▶ THE REQUEST: Report every line in the listing that contains the string "self".
++++ ENTRIES
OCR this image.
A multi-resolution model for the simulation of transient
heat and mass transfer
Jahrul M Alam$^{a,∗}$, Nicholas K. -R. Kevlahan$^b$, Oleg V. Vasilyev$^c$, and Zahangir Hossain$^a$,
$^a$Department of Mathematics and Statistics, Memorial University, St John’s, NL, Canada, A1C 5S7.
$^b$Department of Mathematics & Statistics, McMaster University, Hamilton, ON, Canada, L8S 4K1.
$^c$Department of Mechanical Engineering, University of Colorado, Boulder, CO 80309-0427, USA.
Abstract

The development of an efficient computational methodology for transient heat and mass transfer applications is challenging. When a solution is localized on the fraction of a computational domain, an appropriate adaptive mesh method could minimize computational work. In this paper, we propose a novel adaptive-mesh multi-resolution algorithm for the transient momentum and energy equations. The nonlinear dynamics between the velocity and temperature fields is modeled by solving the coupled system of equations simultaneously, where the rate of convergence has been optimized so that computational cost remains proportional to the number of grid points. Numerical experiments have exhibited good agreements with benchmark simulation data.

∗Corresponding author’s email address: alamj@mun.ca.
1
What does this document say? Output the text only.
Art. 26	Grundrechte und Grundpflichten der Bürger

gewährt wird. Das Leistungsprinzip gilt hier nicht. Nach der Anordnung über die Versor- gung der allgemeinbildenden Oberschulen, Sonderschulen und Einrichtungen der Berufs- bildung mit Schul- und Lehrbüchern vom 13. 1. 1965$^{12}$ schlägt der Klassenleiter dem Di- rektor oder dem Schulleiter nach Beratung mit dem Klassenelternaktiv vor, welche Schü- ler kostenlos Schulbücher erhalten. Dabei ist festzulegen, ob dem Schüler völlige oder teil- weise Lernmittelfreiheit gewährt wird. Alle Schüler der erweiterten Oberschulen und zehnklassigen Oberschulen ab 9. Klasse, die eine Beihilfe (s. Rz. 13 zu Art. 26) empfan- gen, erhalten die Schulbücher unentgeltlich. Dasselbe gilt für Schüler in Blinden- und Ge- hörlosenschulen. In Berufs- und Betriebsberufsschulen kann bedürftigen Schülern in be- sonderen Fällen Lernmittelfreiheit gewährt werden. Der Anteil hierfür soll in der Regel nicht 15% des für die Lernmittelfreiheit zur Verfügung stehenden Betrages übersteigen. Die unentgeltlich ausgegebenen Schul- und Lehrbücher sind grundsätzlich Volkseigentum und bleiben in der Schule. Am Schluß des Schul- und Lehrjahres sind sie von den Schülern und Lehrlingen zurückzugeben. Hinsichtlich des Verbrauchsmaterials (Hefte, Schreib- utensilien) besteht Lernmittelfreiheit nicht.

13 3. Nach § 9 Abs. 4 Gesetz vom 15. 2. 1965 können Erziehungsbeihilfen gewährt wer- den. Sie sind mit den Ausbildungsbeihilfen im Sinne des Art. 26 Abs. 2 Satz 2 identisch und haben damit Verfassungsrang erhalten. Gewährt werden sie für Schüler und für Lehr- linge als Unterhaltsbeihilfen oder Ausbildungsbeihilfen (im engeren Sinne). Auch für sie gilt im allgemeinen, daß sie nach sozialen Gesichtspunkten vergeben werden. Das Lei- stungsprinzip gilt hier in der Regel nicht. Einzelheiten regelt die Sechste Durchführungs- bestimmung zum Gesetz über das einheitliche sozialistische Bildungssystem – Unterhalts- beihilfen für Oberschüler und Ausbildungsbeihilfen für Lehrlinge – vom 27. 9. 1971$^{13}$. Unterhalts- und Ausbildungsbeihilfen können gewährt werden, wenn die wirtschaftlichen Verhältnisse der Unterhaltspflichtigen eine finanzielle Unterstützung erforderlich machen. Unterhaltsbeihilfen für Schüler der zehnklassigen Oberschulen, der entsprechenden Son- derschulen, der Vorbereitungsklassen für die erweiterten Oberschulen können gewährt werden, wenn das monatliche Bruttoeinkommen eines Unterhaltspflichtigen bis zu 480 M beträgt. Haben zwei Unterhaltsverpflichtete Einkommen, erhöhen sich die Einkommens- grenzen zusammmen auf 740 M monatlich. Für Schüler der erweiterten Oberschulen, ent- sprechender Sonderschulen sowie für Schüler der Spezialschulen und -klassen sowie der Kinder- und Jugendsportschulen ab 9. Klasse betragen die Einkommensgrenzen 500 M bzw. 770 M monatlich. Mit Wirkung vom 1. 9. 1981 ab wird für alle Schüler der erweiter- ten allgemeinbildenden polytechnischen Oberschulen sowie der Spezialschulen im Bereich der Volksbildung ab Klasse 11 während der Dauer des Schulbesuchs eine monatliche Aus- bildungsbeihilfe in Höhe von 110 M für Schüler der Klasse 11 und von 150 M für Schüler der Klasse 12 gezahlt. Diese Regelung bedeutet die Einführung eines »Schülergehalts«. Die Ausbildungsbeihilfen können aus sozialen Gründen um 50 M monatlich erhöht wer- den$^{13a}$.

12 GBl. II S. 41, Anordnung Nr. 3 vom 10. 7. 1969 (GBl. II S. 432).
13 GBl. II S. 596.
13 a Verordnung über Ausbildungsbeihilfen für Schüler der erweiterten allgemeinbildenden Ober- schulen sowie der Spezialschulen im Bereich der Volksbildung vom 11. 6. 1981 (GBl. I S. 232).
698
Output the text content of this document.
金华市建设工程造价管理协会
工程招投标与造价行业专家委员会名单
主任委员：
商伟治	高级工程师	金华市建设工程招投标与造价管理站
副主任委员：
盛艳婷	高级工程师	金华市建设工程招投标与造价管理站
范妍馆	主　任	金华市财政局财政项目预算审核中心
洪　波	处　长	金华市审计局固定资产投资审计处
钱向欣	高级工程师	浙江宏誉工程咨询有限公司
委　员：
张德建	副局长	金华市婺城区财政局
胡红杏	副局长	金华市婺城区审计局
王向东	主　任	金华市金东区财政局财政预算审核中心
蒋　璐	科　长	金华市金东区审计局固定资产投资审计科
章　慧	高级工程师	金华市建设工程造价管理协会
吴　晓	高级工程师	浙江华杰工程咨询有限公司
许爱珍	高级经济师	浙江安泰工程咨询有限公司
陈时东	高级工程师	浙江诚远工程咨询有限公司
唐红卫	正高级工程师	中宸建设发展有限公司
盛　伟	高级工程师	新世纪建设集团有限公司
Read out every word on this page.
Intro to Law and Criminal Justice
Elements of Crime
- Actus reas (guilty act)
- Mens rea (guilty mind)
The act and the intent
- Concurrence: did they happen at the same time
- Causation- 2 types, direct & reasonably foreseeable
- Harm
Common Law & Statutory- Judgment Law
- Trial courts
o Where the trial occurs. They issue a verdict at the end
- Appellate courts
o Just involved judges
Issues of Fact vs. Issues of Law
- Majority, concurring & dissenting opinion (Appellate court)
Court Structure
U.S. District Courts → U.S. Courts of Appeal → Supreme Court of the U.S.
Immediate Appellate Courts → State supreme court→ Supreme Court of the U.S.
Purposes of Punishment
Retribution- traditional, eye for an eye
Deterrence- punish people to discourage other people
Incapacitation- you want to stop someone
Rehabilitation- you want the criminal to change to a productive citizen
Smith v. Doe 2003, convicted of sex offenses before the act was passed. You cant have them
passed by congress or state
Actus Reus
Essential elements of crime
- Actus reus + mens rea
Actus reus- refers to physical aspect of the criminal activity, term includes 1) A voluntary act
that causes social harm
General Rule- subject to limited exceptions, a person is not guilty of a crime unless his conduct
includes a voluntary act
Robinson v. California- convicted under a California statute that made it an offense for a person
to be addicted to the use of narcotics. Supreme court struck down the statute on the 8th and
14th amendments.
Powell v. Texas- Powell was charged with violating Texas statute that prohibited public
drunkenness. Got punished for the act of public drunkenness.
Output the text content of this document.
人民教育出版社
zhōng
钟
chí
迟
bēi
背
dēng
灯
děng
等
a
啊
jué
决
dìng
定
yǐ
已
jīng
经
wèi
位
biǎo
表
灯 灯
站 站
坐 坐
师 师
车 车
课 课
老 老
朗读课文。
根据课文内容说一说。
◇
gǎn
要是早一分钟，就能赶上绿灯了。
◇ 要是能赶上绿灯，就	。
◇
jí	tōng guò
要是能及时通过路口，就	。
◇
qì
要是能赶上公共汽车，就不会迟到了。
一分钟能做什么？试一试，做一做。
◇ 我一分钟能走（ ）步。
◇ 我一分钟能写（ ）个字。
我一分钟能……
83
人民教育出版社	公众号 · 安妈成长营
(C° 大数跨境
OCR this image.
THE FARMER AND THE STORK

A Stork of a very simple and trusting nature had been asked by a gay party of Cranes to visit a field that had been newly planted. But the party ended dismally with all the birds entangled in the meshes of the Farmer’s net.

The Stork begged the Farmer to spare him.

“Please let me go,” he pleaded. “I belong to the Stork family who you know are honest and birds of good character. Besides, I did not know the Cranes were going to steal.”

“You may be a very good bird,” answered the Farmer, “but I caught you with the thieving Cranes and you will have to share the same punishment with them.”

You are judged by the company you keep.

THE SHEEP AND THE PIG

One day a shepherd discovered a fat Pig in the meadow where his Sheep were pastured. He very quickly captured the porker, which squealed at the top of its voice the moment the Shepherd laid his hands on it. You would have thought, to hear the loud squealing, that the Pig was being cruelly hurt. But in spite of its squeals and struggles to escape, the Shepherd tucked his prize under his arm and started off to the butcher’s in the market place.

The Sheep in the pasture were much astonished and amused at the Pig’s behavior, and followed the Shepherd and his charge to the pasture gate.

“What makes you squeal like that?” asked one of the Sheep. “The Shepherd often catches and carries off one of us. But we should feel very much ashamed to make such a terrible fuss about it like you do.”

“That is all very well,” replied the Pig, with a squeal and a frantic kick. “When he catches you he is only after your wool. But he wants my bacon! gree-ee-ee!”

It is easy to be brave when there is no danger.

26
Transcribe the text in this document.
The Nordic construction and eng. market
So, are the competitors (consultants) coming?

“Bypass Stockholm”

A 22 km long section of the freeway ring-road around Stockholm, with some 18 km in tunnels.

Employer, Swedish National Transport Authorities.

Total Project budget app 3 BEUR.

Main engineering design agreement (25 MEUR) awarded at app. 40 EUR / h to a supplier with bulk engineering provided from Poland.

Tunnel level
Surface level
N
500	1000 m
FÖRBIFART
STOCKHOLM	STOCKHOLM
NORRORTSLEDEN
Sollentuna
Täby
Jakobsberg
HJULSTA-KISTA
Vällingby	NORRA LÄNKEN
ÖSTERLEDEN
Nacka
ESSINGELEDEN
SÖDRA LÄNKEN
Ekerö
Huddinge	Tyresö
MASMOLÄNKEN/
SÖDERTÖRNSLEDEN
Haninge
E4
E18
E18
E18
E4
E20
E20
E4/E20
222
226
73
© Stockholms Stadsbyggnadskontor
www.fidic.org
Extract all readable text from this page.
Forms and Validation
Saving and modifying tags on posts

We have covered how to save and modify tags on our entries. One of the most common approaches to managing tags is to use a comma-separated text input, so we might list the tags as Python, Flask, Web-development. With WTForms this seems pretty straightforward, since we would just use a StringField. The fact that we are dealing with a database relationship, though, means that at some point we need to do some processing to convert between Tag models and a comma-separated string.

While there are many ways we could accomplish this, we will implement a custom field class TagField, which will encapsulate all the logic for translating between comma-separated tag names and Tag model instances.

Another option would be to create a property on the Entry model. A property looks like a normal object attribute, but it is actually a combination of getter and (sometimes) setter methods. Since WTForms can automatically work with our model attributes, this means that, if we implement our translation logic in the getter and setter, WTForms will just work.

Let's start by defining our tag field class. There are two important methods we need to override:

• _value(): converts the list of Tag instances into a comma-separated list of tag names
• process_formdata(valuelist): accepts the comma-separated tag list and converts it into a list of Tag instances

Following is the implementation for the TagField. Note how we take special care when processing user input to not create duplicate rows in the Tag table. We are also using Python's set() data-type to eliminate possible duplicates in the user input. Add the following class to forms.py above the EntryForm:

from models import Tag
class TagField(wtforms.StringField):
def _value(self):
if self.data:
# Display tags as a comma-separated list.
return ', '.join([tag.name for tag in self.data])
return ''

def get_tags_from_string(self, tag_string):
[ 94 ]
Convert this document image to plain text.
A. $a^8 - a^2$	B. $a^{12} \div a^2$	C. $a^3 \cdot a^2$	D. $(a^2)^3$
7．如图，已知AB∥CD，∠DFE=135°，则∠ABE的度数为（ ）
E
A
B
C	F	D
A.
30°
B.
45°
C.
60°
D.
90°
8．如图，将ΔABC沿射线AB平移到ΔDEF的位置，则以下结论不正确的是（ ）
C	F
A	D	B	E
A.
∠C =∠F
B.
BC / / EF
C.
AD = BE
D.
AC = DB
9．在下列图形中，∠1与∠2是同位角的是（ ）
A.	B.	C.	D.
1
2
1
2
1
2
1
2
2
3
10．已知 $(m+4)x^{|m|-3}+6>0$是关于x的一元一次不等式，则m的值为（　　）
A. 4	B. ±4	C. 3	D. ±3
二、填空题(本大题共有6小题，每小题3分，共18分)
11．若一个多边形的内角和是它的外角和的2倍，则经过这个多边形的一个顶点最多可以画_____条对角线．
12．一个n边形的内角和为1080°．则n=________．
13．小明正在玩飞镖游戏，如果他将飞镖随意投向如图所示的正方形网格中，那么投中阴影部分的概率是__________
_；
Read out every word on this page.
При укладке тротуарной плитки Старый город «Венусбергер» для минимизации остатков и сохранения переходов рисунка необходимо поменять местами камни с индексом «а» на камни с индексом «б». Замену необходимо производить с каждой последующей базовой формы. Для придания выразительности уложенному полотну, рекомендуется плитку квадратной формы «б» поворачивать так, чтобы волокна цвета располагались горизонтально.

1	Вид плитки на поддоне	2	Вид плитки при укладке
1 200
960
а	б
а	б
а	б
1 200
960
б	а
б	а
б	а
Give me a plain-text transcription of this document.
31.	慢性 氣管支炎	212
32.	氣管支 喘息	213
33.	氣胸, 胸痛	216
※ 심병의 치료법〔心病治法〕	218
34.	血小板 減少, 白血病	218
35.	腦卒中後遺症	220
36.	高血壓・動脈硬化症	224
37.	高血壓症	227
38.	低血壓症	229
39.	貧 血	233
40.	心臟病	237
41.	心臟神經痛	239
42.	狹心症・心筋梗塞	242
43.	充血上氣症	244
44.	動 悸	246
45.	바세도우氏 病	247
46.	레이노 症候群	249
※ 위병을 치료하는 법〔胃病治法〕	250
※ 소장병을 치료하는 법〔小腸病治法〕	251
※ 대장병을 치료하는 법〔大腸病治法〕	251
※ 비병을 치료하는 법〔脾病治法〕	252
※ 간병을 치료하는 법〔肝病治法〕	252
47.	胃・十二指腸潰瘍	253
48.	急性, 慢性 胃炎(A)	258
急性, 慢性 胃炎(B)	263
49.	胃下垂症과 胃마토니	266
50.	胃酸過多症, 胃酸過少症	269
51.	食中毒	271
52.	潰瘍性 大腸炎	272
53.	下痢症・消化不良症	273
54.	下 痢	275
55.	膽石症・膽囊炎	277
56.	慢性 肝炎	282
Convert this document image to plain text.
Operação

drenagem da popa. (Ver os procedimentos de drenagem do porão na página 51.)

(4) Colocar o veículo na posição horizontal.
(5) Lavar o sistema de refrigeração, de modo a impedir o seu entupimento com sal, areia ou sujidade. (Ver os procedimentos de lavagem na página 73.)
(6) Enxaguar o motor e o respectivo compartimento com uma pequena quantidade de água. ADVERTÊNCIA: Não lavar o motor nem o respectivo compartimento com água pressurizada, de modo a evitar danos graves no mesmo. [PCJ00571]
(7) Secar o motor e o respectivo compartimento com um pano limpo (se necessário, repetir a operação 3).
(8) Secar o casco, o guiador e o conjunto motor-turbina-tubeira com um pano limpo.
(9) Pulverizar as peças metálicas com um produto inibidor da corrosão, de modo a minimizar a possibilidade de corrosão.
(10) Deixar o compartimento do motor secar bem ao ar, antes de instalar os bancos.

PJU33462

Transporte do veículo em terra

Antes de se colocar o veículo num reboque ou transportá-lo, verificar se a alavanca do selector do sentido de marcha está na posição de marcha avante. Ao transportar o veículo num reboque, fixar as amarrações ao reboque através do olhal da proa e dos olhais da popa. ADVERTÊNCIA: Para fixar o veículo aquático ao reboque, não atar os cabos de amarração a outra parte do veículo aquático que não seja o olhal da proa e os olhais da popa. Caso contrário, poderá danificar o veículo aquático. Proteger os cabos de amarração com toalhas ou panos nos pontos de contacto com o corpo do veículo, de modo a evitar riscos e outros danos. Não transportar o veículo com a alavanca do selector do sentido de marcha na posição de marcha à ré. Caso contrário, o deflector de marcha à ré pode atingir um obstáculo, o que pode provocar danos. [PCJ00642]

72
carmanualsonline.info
++++++++
▶ WRITTEN SOLUTION:
def _value(self):
if self.data:
return ', '.join([tag.name for tag in self.data])
def get_tags_from_string(self, tag_string):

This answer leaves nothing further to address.